-- Job --
Rewrite the data below with every "generated-car-sample" switched to "synthetic-car-image", changing nothing else.
start The records
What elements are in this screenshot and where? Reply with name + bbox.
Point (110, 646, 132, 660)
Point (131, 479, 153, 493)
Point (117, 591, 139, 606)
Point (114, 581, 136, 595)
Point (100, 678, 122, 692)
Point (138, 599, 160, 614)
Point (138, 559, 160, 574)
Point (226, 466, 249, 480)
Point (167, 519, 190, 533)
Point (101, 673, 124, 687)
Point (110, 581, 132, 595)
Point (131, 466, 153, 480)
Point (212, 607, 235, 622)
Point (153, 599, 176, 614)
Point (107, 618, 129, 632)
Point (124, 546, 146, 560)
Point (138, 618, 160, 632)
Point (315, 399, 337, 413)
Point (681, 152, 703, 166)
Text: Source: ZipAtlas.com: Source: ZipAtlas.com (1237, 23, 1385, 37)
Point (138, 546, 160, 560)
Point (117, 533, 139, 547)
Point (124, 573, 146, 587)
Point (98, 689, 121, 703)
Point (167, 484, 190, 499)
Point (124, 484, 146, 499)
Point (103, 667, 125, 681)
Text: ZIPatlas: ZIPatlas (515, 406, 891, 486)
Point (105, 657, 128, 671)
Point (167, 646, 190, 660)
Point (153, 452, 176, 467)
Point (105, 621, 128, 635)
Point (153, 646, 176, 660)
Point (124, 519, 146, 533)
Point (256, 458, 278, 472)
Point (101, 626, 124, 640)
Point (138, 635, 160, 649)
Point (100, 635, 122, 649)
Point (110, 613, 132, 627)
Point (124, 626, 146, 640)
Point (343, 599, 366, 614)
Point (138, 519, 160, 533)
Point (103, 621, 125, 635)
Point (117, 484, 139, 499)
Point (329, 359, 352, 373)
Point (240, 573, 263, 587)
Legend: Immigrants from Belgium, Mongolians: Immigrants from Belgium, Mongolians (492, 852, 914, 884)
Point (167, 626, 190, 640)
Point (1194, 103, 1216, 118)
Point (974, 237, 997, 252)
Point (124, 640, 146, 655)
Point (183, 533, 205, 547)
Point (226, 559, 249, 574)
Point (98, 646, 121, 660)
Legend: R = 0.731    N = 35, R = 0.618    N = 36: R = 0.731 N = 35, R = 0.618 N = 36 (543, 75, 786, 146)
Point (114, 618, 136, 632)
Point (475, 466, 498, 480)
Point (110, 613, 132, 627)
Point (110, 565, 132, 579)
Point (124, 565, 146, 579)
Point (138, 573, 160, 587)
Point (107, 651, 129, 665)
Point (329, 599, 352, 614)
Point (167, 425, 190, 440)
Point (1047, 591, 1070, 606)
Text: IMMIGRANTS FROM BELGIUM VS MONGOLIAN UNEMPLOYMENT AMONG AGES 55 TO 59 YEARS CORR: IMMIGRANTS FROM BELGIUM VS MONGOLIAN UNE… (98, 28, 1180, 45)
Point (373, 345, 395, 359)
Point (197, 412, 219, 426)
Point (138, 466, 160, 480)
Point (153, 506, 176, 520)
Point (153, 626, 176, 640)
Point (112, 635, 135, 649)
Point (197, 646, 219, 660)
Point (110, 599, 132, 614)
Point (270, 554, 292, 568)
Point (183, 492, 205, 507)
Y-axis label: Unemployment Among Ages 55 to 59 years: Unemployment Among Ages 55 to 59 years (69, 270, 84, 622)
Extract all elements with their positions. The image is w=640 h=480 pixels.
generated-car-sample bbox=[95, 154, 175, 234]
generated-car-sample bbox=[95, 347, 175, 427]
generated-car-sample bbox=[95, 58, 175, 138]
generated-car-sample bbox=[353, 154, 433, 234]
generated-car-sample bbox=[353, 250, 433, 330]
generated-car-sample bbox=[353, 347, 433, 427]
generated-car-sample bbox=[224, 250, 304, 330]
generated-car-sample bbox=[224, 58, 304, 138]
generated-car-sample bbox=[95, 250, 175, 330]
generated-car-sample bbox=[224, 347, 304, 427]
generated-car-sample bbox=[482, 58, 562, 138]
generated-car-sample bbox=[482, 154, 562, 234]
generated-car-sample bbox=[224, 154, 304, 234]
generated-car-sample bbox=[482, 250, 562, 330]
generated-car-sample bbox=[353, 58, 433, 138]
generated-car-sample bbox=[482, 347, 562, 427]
end The records
-- Solution to this task --
What elements are in this screenshot and where? Reply with name + bbox.
Point (110, 646, 132, 660)
Point (131, 479, 153, 493)
Point (117, 591, 139, 606)
Point (114, 581, 136, 595)
Point (100, 678, 122, 692)
Point (138, 599, 160, 614)
Point (138, 559, 160, 574)
Point (226, 466, 249, 480)
Point (167, 519, 190, 533)
Point (101, 673, 124, 687)
Point (110, 581, 132, 595)
Point (131, 466, 153, 480)
Point (212, 607, 235, 622)
Point (153, 599, 176, 614)
Point (107, 618, 129, 632)
Point (124, 546, 146, 560)
Point (138, 618, 160, 632)
Point (315, 399, 337, 413)
Point (681, 152, 703, 166)
Text: Source: ZipAtlas.com: Source: ZipAtlas.com (1237, 23, 1385, 37)
Point (138, 546, 160, 560)
Point (117, 533, 139, 547)
Point (124, 573, 146, 587)
Point (98, 689, 121, 703)
Point (167, 484, 190, 499)
Point (124, 484, 146, 499)
Point (103, 667, 125, 681)
Text: ZIPatlas: ZIPatlas (515, 406, 891, 486)
Point (105, 657, 128, 671)
Point (167, 646, 190, 660)
Point (153, 452, 176, 467)
Point (105, 621, 128, 635)
Point (153, 646, 176, 660)
Point (124, 519, 146, 533)
Point (256, 458, 278, 472)
Point (101, 626, 124, 640)
Point (138, 635, 160, 649)
Point (100, 635, 122, 649)
Point (110, 613, 132, 627)
Point (124, 626, 146, 640)
Point (343, 599, 366, 614)
Point (138, 519, 160, 533)
Point (103, 621, 125, 635)
Point (117, 484, 139, 499)
Point (329, 359, 352, 373)
Point (240, 573, 263, 587)
Legend: Immigrants from Belgium, Mongolians: Immigrants from Belgium, Mongolians (492, 852, 914, 884)
Point (167, 626, 190, 640)
Point (1194, 103, 1216, 118)
Point (974, 237, 997, 252)
Point (124, 640, 146, 655)
Point (183, 533, 205, 547)
Point (226, 559, 249, 574)
Point (98, 646, 121, 660)
Legend: R = 0.731    N = 35, R = 0.618    N = 36: R = 0.731 N = 35, R = 0.618 N = 36 (543, 75, 786, 146)
Point (114, 618, 136, 632)
Point (475, 466, 498, 480)
Point (110, 613, 132, 627)
Point (110, 565, 132, 579)
Point (124, 565, 146, 579)
Point (138, 573, 160, 587)
Point (107, 651, 129, 665)
Point (329, 599, 352, 614)
Point (167, 425, 190, 440)
Point (1047, 591, 1070, 606)
Text: IMMIGRANTS FROM BELGIUM VS MONGOLIAN UNEMPLOYMENT AMONG AGES 55 TO 59 YEARS CORR: IMMIGRANTS FROM BELGIUM VS MONGOLIAN UNE… (98, 28, 1180, 45)
Point (373, 345, 395, 359)
Point (197, 412, 219, 426)
Point (138, 466, 160, 480)
Point (153, 506, 176, 520)
Point (153, 626, 176, 640)
Point (112, 635, 135, 649)
Point (197, 646, 219, 660)
Point (110, 599, 132, 614)
Point (270, 554, 292, 568)
Point (183, 492, 205, 507)
Y-axis label: Unemployment Among Ages 55 to 59 years: Unemployment Among Ages 55 to 59 years (69, 270, 84, 622)
Extract all elements with their positions. The image is w=640 h=480 pixels.
synthetic-car-image bbox=[95, 154, 175, 234]
synthetic-car-image bbox=[95, 347, 175, 427]
synthetic-car-image bbox=[95, 58, 175, 138]
synthetic-car-image bbox=[353, 154, 433, 234]
synthetic-car-image bbox=[353, 250, 433, 330]
synthetic-car-image bbox=[353, 347, 433, 427]
synthetic-car-image bbox=[224, 250, 304, 330]
synthetic-car-image bbox=[224, 58, 304, 138]
synthetic-car-image bbox=[95, 250, 175, 330]
synthetic-car-image bbox=[224, 347, 304, 427]
synthetic-car-image bbox=[482, 58, 562, 138]
synthetic-car-image bbox=[482, 154, 562, 234]
synthetic-car-image bbox=[224, 154, 304, 234]
synthetic-car-image bbox=[482, 250, 562, 330]
synthetic-car-image bbox=[353, 58, 433, 138]
synthetic-car-image bbox=[482, 347, 562, 427]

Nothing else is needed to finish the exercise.